### RECORDS SUPPLIED ###

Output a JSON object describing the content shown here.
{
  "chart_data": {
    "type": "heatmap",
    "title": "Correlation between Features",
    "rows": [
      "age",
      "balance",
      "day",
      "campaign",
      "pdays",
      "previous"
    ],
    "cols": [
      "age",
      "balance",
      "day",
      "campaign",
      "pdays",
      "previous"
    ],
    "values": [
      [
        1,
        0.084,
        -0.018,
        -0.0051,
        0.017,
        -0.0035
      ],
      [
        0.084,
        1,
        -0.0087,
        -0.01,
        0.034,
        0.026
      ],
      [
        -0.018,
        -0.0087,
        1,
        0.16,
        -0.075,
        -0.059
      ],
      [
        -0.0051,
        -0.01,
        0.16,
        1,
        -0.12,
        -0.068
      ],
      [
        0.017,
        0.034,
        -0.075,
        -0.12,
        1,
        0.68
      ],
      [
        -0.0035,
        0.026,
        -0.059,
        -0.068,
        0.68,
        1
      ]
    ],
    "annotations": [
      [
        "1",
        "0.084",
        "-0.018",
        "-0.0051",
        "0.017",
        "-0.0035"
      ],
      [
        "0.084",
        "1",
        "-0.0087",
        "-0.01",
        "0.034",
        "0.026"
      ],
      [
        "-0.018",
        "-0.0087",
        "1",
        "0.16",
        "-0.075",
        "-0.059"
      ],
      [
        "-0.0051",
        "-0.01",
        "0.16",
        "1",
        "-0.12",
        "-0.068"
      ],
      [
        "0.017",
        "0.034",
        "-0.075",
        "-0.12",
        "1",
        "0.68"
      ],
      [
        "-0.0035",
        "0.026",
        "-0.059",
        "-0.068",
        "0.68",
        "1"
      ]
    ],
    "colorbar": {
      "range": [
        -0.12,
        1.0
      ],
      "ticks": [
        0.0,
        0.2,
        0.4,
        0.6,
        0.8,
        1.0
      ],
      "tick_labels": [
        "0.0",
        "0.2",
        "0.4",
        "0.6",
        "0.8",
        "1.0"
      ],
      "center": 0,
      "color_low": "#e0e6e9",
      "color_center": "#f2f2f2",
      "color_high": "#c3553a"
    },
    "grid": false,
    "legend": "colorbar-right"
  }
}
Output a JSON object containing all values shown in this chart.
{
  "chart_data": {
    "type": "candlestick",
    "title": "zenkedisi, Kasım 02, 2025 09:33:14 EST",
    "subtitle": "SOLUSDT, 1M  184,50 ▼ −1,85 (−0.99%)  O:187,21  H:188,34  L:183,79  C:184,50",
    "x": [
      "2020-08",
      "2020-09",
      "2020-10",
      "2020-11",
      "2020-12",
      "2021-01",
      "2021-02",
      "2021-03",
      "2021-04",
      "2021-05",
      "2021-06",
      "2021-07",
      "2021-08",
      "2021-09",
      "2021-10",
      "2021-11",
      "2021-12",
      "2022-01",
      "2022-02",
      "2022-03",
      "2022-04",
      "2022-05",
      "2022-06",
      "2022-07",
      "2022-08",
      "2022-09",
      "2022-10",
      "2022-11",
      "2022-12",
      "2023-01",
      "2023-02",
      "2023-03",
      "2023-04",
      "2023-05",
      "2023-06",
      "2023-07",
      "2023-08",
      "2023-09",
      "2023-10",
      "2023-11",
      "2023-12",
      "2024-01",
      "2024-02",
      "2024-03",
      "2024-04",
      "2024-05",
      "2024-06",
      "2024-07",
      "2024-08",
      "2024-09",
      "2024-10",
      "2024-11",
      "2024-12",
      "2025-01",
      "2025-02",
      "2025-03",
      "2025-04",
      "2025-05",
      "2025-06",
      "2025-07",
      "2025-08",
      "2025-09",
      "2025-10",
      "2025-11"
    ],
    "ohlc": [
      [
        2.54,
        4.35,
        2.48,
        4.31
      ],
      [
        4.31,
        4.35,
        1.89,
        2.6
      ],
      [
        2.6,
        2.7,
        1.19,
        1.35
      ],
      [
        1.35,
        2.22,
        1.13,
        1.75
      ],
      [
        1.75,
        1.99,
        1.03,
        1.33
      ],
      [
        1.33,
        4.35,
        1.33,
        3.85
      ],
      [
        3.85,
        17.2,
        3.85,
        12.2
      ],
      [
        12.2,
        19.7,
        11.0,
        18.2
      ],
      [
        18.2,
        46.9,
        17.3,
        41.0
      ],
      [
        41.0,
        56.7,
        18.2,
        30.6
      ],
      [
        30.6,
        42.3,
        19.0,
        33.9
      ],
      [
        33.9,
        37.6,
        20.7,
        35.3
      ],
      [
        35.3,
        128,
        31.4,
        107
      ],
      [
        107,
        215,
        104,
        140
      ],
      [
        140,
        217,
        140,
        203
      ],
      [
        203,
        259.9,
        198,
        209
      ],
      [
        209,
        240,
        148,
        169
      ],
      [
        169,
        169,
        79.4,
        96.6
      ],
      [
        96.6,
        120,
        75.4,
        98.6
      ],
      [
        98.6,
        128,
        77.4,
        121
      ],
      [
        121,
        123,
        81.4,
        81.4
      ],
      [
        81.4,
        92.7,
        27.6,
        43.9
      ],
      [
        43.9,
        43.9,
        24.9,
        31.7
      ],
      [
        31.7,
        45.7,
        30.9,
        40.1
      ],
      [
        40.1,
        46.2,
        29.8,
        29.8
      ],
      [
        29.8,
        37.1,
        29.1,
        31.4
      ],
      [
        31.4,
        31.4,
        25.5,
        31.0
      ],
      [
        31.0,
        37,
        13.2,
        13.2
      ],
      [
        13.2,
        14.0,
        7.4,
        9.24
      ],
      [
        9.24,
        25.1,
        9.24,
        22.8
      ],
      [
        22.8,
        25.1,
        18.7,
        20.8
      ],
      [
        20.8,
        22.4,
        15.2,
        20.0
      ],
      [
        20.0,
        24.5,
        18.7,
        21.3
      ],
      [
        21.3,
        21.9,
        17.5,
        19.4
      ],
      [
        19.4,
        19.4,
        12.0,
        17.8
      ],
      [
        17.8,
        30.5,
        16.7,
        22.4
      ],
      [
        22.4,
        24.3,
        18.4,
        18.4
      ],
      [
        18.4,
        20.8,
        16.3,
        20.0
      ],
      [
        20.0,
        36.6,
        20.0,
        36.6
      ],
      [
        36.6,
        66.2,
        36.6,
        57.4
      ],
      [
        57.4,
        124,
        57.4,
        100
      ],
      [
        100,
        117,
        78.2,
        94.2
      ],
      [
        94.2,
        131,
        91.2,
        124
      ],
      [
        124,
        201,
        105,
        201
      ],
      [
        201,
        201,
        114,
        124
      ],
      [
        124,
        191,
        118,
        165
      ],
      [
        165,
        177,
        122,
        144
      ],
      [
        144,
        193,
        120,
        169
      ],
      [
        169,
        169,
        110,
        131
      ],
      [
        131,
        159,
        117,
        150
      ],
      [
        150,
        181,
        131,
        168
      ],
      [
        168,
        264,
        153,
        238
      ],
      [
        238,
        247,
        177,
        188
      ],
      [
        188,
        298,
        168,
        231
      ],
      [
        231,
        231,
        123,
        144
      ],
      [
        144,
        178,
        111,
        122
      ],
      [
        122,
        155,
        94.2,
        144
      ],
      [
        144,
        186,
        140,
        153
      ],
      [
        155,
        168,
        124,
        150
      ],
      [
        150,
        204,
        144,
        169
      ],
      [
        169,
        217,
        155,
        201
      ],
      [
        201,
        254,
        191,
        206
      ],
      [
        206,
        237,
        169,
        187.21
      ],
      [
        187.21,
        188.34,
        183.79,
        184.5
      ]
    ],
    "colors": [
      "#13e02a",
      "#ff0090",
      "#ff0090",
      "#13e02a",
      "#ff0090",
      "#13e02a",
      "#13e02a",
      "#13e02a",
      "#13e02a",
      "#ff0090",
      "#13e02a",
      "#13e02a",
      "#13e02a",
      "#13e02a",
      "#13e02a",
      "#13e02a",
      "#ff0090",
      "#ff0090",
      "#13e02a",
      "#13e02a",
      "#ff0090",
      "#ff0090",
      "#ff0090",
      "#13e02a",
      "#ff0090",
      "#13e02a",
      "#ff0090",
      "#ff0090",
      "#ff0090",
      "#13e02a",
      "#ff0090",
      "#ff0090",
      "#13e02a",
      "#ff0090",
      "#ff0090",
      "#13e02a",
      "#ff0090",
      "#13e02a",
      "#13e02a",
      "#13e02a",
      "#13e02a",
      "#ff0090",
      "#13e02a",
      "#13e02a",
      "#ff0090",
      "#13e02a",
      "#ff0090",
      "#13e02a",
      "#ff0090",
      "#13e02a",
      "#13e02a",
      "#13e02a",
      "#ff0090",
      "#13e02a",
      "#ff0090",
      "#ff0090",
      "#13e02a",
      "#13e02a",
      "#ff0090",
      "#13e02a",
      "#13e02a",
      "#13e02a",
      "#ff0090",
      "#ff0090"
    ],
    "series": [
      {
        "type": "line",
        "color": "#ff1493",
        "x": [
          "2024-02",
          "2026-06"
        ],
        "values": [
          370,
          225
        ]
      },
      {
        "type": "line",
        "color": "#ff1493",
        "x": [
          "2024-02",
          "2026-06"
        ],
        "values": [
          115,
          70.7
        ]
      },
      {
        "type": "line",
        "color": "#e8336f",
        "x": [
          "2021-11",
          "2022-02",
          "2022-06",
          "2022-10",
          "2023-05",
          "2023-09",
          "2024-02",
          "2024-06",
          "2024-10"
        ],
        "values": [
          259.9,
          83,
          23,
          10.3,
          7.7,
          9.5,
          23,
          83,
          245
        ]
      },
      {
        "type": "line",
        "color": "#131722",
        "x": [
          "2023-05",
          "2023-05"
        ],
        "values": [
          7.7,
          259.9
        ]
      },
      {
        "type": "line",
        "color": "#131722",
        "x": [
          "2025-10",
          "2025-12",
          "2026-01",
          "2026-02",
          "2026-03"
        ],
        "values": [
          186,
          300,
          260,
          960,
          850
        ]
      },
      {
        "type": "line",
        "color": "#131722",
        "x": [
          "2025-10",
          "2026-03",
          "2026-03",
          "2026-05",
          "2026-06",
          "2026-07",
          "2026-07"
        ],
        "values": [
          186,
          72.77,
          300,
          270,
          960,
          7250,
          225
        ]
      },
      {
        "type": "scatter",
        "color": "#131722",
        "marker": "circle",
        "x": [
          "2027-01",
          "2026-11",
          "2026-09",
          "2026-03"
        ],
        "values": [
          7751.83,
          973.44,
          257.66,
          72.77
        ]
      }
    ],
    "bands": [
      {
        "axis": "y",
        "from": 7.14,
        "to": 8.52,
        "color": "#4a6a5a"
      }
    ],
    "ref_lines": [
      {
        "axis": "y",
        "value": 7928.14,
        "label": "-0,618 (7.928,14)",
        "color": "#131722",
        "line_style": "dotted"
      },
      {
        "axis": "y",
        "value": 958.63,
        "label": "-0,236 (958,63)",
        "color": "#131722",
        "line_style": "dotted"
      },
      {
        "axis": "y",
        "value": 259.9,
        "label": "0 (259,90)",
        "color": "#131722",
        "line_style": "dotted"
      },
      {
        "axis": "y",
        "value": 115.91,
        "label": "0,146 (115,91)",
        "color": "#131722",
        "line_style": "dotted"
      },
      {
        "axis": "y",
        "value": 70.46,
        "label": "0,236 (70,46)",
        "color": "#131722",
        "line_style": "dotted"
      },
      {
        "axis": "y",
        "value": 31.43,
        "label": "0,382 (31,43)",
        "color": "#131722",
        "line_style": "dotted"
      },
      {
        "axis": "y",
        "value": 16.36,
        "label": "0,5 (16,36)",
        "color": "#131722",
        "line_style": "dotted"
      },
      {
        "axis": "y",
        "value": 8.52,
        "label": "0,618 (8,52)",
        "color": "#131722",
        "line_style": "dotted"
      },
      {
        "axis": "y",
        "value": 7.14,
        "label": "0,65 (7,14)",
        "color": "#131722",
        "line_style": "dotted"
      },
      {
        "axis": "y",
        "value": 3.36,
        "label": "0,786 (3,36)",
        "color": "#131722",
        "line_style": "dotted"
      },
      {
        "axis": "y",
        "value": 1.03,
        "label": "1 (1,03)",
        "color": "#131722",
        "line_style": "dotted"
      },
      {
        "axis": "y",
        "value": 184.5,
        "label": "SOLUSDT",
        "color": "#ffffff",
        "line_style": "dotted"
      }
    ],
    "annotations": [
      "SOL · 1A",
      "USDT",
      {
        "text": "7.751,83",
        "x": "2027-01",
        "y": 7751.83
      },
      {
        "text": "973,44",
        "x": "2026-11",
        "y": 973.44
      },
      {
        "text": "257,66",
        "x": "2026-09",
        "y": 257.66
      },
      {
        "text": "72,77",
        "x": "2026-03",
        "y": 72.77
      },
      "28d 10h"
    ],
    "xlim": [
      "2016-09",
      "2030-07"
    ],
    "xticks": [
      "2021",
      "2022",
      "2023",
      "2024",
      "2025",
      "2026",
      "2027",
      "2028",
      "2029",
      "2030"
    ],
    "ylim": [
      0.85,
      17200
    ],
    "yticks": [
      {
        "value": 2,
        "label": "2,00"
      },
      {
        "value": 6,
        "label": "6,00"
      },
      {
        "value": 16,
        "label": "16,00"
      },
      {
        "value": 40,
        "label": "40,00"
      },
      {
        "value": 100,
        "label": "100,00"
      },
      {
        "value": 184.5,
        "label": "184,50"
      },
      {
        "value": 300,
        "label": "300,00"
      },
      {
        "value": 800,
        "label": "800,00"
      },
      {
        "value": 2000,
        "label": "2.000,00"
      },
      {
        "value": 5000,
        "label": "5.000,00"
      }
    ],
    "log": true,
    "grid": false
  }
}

###

WHAT THE TASK ASKS: Copy every line of the listing where the word "SOLUSDT" appears.

SOLUTION FOR THIS PROBLEM:
    "subtitle": "SOLUSDT, 1M  184,50 ▼ −1,85 (−0.99%)  O:187,21  H:188,34  L:183,79  C:184,50",
        "label": "SOLUSDT",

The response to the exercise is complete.